Work to complete
Sift the listing for lines that hold the string "Lingual" and pull them out.

-- Begin --

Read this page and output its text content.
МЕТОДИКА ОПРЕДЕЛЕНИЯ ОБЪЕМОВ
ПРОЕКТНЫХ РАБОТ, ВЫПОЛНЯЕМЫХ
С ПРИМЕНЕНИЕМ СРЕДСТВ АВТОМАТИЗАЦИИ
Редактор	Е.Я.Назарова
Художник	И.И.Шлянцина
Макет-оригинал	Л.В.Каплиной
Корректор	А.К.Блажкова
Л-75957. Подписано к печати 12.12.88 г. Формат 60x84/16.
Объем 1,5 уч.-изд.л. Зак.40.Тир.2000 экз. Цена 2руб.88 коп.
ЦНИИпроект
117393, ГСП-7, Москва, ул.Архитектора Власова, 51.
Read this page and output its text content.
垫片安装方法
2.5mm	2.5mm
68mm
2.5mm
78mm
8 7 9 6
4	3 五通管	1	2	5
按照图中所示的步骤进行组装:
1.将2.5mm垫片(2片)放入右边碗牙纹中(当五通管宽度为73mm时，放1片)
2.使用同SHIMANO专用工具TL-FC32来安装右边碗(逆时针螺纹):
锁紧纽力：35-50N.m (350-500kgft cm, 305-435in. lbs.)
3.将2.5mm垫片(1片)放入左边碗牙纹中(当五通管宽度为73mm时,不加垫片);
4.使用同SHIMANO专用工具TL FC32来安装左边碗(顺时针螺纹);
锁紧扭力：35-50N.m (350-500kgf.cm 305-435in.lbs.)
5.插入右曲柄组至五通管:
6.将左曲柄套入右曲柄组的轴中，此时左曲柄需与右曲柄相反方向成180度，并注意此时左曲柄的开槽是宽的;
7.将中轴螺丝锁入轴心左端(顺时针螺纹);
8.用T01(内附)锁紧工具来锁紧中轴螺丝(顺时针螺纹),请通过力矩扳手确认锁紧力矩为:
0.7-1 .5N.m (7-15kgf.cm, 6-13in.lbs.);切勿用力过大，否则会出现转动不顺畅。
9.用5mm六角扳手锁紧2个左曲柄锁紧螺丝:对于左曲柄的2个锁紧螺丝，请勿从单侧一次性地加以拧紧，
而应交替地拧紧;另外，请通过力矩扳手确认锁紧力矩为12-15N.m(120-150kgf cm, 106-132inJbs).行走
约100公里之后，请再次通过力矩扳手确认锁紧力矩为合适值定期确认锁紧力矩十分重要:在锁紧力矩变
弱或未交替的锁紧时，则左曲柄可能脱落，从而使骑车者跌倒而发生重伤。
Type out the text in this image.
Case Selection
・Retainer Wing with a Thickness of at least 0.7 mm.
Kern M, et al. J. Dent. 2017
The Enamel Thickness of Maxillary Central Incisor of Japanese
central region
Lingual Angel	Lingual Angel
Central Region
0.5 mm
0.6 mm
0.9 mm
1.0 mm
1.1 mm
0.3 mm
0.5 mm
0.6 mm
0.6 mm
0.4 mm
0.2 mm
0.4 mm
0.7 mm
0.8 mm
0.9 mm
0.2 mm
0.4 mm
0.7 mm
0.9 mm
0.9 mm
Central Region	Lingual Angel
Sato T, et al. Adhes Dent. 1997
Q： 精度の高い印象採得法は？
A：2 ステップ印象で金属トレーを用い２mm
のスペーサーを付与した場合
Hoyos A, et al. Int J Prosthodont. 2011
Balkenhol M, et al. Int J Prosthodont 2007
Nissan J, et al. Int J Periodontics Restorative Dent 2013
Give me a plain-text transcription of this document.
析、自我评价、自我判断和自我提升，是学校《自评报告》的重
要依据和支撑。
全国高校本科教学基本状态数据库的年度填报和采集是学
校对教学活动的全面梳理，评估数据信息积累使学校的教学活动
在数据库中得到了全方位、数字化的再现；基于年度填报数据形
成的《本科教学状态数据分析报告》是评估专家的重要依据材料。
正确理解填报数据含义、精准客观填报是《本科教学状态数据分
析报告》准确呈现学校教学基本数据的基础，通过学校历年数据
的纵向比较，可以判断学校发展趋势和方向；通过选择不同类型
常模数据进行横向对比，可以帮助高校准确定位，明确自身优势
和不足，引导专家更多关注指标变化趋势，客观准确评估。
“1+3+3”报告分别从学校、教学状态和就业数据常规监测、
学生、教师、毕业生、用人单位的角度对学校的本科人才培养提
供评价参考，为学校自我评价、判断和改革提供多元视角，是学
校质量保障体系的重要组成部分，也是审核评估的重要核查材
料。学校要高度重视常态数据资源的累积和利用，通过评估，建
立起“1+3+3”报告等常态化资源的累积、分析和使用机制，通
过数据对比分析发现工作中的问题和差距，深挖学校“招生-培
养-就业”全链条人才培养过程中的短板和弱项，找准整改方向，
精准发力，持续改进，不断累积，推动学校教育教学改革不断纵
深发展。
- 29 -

-- End --

Final result
Lingual Angel	Lingual Angel
Central Region	Lingual Angel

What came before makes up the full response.